WHAT YOU SHOULD DO
What is the number of lines containing the word "selected"? Give that number alone.
#### PROVIDED DATA ####
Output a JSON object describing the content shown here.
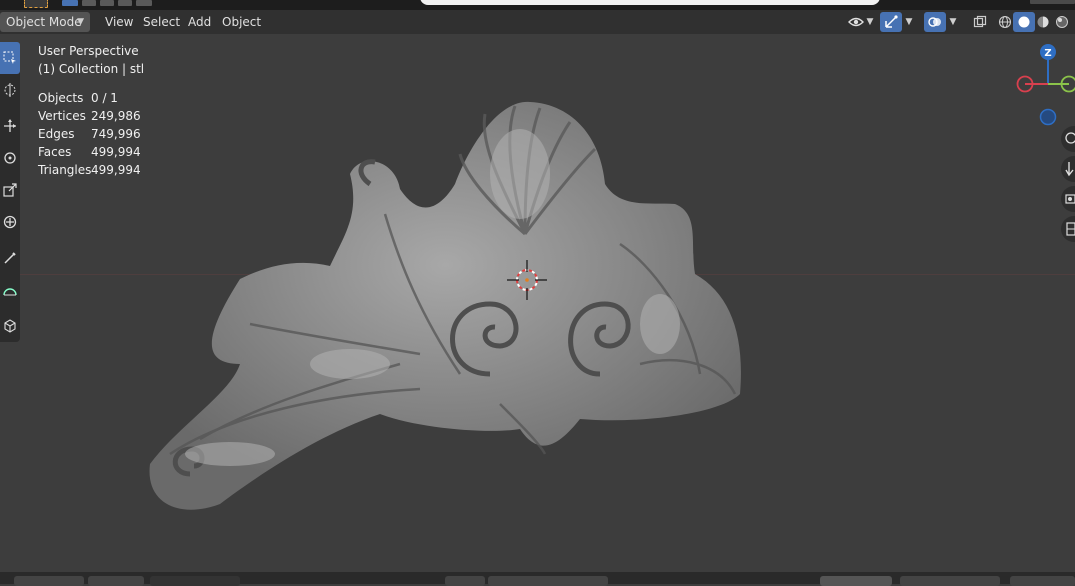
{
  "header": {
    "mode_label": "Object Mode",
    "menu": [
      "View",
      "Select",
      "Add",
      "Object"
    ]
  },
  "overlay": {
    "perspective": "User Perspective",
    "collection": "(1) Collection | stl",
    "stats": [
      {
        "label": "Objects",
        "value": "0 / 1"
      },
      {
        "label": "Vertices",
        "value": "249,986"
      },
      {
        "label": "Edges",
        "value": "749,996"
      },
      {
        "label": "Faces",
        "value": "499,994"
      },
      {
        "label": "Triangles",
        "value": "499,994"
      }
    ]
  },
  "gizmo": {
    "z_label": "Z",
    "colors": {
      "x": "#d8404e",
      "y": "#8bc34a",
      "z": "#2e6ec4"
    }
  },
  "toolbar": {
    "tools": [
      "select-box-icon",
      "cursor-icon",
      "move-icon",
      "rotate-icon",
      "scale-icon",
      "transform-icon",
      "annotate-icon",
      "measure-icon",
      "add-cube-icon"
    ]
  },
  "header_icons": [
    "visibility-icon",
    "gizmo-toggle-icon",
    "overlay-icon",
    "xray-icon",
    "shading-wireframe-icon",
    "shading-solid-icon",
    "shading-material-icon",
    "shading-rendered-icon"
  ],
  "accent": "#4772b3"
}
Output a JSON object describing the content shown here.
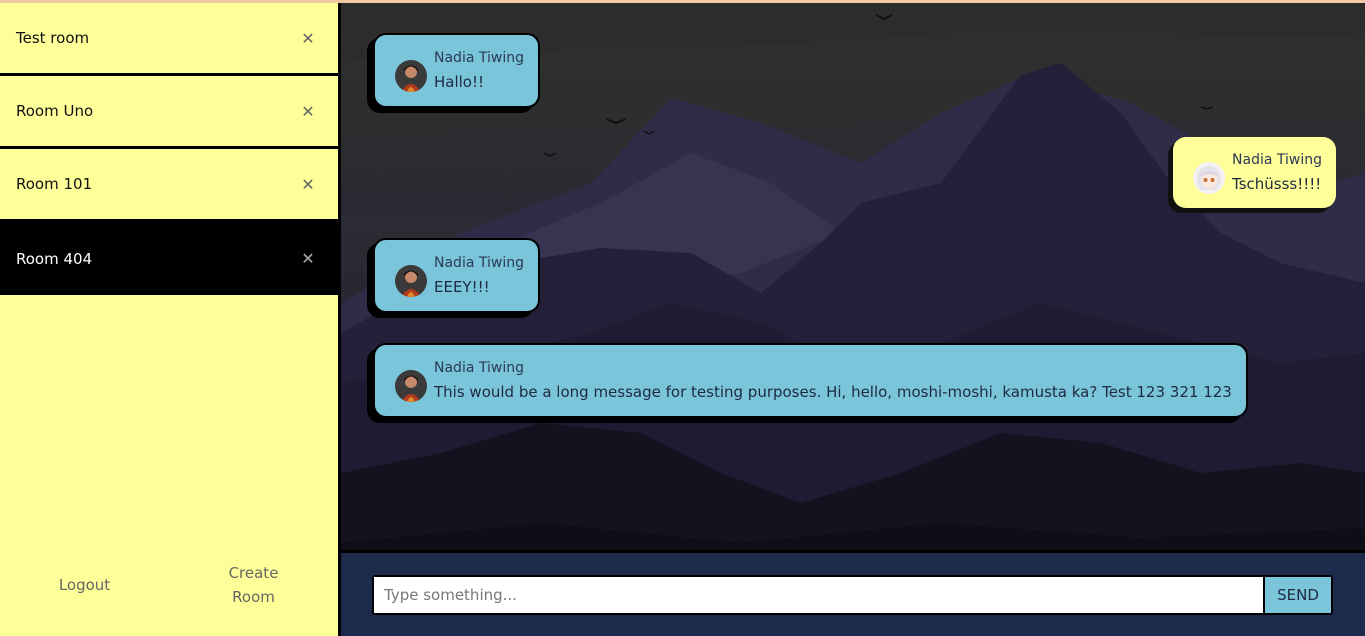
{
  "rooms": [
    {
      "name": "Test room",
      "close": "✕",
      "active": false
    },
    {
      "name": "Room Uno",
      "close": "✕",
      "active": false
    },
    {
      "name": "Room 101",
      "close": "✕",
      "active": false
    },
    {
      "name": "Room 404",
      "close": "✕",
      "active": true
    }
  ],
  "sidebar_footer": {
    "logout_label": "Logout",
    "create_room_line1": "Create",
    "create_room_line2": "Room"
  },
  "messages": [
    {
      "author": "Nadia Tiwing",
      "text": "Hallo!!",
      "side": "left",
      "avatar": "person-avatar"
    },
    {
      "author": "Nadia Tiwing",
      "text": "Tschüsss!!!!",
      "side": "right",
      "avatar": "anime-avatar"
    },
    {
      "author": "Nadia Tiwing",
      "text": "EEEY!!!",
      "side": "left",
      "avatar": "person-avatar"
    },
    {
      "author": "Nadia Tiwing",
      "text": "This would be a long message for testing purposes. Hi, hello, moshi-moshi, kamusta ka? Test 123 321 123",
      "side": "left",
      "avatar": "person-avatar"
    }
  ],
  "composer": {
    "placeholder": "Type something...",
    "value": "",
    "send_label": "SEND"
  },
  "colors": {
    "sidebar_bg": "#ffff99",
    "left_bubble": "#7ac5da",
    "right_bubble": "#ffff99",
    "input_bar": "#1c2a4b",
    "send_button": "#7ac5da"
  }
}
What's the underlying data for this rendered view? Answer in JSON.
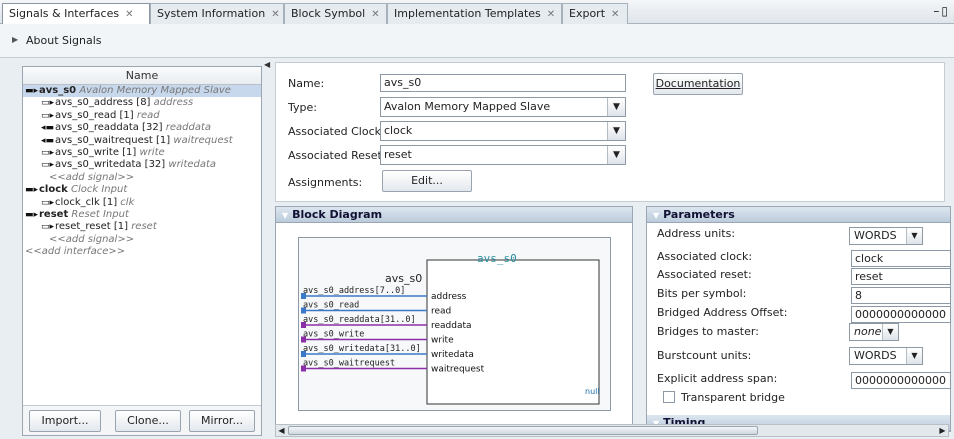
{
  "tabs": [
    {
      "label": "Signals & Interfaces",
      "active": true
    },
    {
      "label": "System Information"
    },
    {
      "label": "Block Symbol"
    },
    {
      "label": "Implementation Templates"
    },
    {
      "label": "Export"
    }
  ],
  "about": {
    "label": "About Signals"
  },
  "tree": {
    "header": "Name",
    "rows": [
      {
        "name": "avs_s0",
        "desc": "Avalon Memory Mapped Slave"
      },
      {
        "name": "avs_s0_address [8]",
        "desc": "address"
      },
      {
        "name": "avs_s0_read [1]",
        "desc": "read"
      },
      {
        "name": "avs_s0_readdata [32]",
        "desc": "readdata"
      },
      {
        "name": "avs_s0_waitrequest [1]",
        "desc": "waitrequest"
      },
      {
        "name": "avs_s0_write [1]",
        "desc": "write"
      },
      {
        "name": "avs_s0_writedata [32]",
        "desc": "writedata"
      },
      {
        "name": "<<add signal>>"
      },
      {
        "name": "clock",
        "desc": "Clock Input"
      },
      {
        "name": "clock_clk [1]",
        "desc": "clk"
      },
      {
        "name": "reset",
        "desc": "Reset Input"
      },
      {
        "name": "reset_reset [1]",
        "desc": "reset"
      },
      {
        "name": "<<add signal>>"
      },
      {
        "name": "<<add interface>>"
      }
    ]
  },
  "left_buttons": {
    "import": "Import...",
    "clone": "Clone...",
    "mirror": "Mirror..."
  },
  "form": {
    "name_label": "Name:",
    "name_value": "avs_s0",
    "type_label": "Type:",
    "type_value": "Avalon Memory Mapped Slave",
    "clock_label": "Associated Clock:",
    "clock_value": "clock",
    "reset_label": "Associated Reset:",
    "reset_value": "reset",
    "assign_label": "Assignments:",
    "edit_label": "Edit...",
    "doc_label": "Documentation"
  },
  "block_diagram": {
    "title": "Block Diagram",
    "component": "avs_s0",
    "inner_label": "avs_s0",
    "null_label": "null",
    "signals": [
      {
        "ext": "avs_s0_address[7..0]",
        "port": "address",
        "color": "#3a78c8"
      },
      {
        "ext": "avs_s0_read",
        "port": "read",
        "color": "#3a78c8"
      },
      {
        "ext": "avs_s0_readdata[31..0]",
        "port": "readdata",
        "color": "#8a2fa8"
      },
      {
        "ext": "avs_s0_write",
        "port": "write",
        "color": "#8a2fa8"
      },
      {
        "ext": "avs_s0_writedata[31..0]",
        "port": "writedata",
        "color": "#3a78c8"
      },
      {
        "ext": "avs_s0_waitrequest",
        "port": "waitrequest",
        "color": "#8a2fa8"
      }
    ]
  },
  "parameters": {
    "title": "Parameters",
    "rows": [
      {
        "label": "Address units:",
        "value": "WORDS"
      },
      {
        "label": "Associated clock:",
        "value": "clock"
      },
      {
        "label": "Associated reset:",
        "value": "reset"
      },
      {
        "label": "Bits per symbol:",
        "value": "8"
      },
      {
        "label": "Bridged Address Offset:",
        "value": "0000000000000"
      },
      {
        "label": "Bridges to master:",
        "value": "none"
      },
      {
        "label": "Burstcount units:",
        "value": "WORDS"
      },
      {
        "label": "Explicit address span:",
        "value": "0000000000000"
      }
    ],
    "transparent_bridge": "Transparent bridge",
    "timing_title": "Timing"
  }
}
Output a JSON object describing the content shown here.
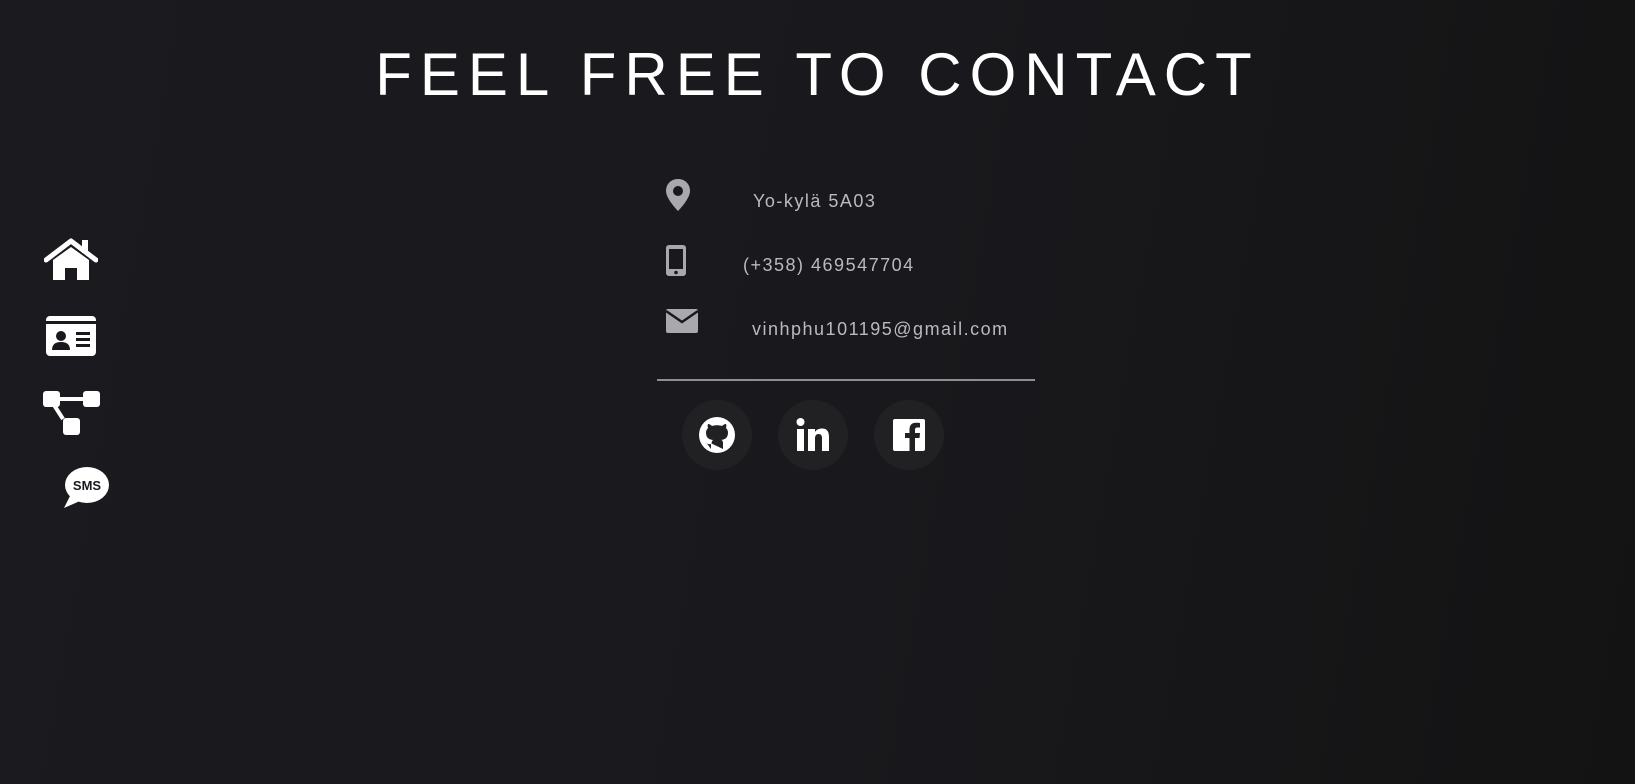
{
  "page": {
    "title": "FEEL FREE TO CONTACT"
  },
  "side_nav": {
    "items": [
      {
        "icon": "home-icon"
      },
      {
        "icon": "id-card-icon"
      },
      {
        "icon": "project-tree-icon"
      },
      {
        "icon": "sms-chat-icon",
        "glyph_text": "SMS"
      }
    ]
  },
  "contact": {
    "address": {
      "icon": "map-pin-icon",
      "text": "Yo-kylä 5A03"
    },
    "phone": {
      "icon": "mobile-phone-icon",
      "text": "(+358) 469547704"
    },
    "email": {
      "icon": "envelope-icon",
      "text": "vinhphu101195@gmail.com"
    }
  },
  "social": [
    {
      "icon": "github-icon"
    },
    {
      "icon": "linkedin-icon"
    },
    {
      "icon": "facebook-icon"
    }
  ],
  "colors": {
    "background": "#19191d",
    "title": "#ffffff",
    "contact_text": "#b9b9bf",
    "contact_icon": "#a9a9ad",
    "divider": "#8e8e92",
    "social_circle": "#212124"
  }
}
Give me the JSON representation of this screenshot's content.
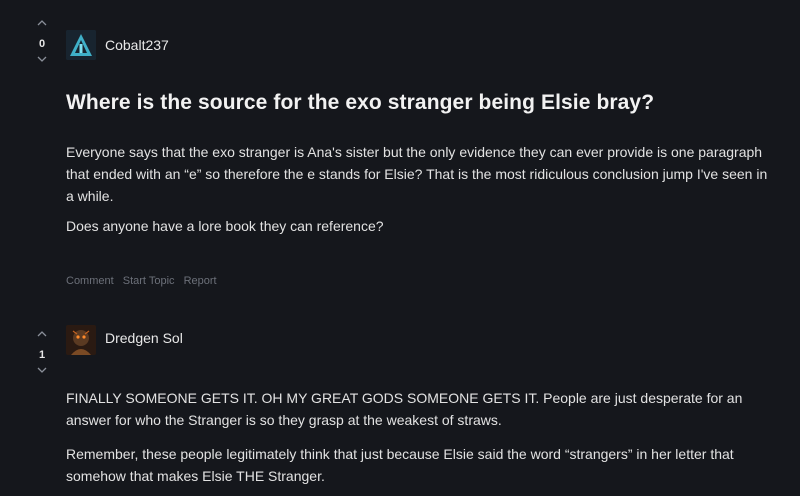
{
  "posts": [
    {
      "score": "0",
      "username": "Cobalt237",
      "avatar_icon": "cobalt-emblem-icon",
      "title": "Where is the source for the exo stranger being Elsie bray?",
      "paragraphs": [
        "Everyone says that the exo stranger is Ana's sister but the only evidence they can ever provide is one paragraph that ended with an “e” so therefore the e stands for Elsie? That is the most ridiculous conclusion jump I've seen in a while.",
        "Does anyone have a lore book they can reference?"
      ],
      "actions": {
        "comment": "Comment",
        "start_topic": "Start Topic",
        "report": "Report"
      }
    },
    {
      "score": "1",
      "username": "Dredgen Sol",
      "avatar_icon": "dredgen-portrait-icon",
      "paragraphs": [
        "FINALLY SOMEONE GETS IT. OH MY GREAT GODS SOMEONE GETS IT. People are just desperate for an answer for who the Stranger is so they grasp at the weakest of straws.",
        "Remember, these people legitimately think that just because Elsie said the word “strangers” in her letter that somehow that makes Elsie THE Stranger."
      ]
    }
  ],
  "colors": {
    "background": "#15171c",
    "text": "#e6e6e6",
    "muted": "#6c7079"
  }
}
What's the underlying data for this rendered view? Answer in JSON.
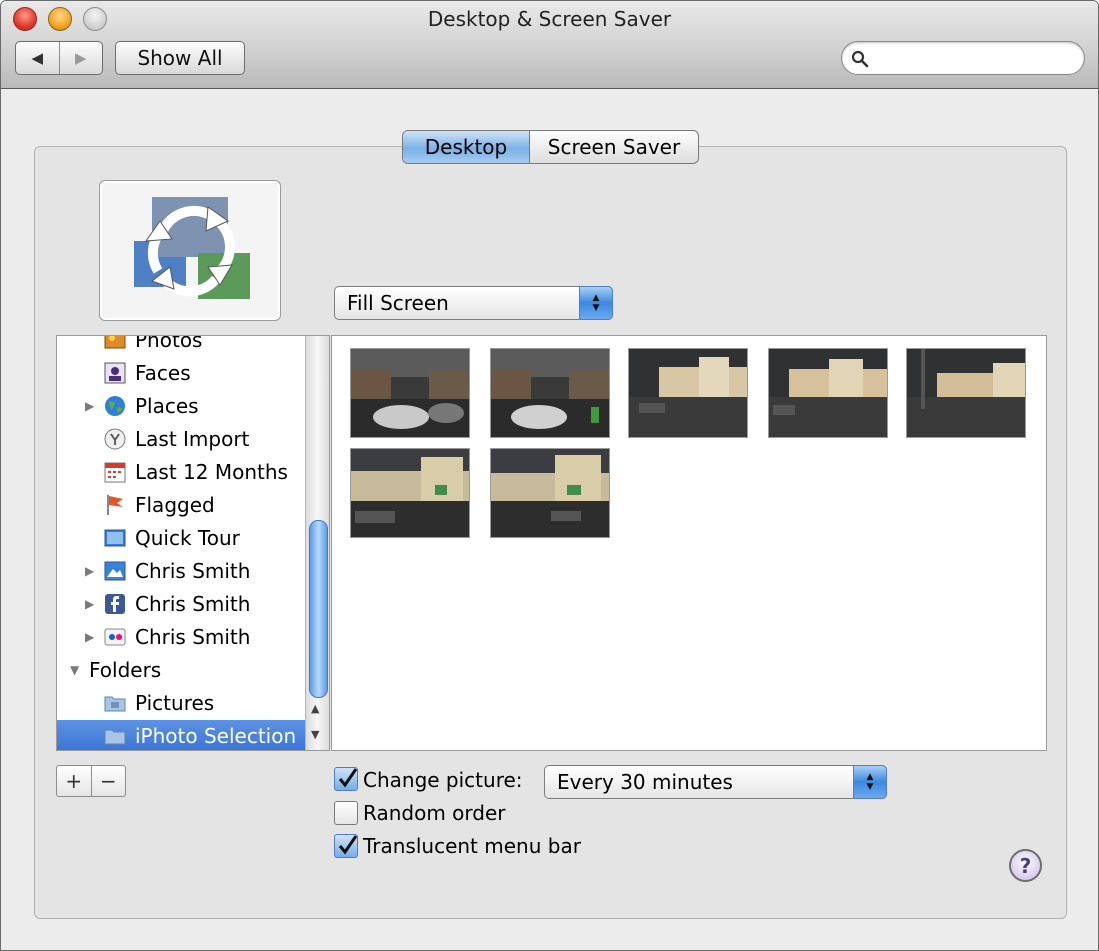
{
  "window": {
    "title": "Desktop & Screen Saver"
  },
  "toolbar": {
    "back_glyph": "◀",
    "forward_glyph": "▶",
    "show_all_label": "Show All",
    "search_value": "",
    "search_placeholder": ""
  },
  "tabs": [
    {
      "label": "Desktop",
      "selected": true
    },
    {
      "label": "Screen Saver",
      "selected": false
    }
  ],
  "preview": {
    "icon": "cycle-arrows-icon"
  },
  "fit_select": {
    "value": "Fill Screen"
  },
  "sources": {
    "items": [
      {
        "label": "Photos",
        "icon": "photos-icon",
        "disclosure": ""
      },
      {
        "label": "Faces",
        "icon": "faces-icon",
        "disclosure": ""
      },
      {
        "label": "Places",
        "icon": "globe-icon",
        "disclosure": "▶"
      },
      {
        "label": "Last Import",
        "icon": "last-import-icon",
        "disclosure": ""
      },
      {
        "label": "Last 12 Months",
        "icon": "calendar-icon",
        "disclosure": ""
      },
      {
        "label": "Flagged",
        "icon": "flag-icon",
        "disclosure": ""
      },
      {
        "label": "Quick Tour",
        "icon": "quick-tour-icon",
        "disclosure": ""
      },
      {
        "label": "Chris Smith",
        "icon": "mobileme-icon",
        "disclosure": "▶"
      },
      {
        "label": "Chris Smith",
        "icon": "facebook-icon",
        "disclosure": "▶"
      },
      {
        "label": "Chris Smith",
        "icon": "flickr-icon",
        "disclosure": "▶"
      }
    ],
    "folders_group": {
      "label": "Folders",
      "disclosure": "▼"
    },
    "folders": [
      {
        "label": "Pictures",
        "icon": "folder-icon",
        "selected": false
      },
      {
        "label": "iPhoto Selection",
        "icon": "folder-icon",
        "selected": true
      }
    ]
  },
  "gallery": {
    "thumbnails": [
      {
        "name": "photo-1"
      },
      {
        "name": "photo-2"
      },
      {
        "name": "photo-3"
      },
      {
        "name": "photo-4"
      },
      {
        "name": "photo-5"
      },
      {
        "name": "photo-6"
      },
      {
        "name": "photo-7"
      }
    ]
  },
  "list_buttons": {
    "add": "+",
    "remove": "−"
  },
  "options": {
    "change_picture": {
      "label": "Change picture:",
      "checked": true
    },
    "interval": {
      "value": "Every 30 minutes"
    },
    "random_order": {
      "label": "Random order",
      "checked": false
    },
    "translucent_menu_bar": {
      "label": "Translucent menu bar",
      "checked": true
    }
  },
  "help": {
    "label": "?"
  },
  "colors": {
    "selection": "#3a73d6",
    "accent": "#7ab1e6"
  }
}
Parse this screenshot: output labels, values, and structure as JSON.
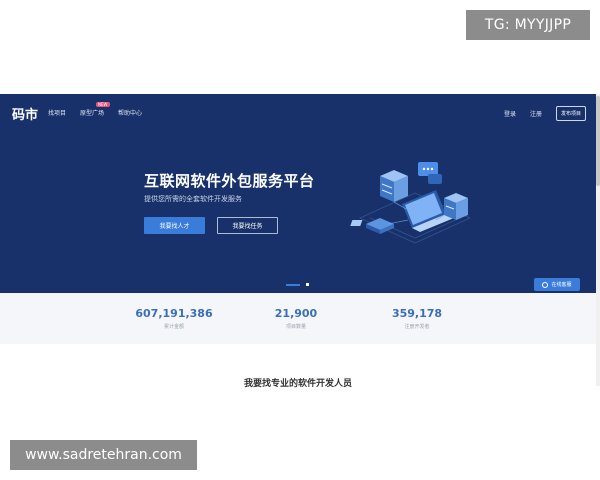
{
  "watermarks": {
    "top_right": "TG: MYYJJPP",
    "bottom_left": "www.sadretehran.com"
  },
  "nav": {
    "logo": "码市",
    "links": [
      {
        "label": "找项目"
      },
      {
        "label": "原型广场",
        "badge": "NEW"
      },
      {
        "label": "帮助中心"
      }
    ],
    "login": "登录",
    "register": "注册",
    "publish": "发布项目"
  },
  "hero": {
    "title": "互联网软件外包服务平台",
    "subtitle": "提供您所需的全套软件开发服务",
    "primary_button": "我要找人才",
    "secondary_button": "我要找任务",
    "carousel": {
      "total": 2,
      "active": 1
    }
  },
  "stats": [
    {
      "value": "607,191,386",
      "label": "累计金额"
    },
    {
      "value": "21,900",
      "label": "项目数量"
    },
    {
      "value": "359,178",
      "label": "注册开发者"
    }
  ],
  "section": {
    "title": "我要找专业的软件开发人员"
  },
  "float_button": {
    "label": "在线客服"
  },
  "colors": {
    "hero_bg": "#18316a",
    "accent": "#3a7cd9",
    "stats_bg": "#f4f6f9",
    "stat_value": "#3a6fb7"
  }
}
####
EXERCISE ANSWER
4